YOUR TASK -> Rewrite the listing below, changing every "anechoic box" to "anechoic chamber" and leaving everything else unchanged. Omit the pictures from your answer.

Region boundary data
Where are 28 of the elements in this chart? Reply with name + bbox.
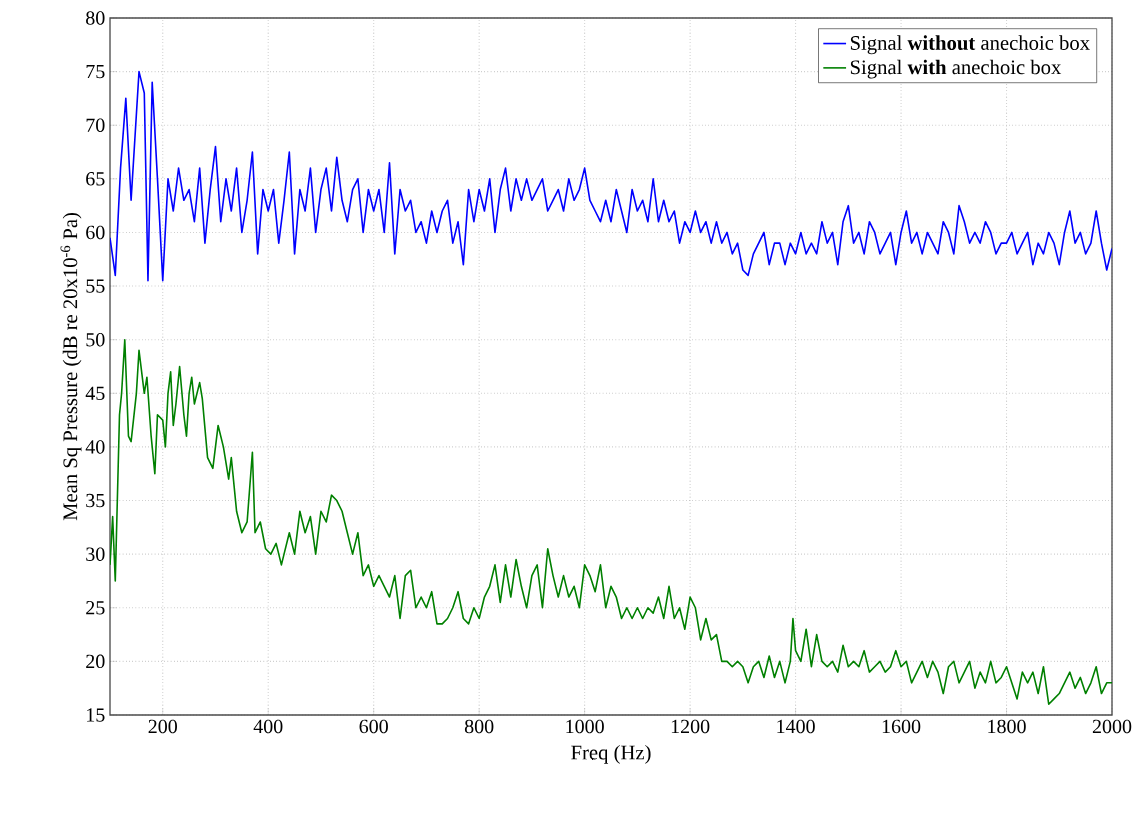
y-tick-label: 60 xyxy=(86,225,105,240)
x-tick-label: 600 xyxy=(359,719,388,734)
y-tick-label: 45 xyxy=(85,386,105,400)
x-tick-label: 1200 xyxy=(671,719,710,734)
x-tick-label: 200 xyxy=(148,719,177,734)
x-tick-label: 1000 xyxy=(566,719,604,734)
y-tick-label: 75 xyxy=(86,64,105,79)
y-tick-label: 30 xyxy=(86,547,105,561)
y-tick-label: 65 xyxy=(86,172,105,186)
y-tick-label: 35 xyxy=(86,493,105,508)
y-tick-label: 40 xyxy=(85,440,105,454)
x-tick-label: 800 xyxy=(464,719,494,734)
y-axis-title: Mean Sq Pressure (dB re 20x10$^{-6}$ Pa) xyxy=(60,212,82,521)
y-tick-label: 20 xyxy=(86,654,105,669)
x-tick-label: 2000 xyxy=(1092,719,1132,734)
x-tick-label: 400 xyxy=(253,719,283,734)
x-tick-label: 1600 xyxy=(882,719,921,734)
legend-label: Signal without anechoic box xyxy=(850,35,1090,55)
x-tick-label: 1800 xyxy=(988,719,1026,734)
y-tick-label: 80 xyxy=(86,11,105,25)
x-tick-label: 1400 xyxy=(777,719,815,734)
x-axis-title: Freq (Hz) xyxy=(571,745,651,764)
y-tick-label: 25 xyxy=(86,601,105,615)
y-tick-label: 70 xyxy=(86,118,105,132)
y-tick-label: 55 xyxy=(86,279,105,293)
y-tick-label: 15 xyxy=(87,708,105,722)
y-tick-label: 50 xyxy=(86,332,105,347)
legend-label: Signal with anechoic box xyxy=(850,59,1062,79)
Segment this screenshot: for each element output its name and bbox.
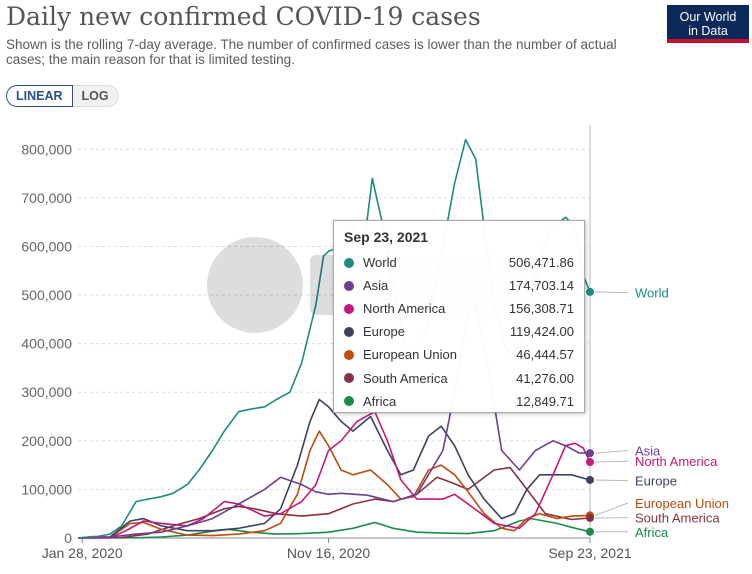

REPLY TO THE EXERCISE ->
Where are 28 of the elements in this chart? Reply with name + bbox.
y-tick-label: 60 xyxy=(86,225,105,240)
x-tick-label: 600 xyxy=(359,719,388,734)
y-tick-label: 45 xyxy=(85,386,105,400)
x-tick-label: 1200 xyxy=(671,719,710,734)
x-tick-label: 200 xyxy=(148,719,177,734)
x-tick-label: 1000 xyxy=(566,719,604,734)
y-tick-label: 75 xyxy=(86,64,105,79)
y-tick-label: 30 xyxy=(86,547,105,561)
y-tick-label: 65 xyxy=(86,172,105,186)
y-tick-label: 35 xyxy=(86,493,105,508)
y-tick-label: 40 xyxy=(85,440,105,454)
x-tick-label: 800 xyxy=(464,719,494,734)
y-axis-title: Mean Sq Pressure (dB re 20x10$^{-6}$ Pa) xyxy=(60,212,82,521)
y-tick-label: 20 xyxy=(86,654,105,669)
x-tick-label: 2000 xyxy=(1092,719,1132,734)
x-tick-label: 400 xyxy=(253,719,283,734)
x-tick-label: 1600 xyxy=(882,719,921,734)
legend-label: Signal without anechoic chamber xyxy=(850,35,1090,55)
x-tick-label: 1800 xyxy=(988,719,1026,734)
y-tick-label: 80 xyxy=(86,11,105,25)
x-tick-label: 1400 xyxy=(777,719,815,734)
x-axis-title: Freq (Hz) xyxy=(571,745,651,764)
y-tick-label: 25 xyxy=(86,601,105,615)
y-tick-label: 70 xyxy=(86,118,105,132)
y-tick-label: 55 xyxy=(86,279,105,293)
y-tick-label: 15 xyxy=(87,708,105,722)
y-tick-label: 50 xyxy=(86,332,105,347)
legend-label: Signal with anechoic chamber xyxy=(850,59,1062,79)
Segment this screenshot: for each element output its name and bbox.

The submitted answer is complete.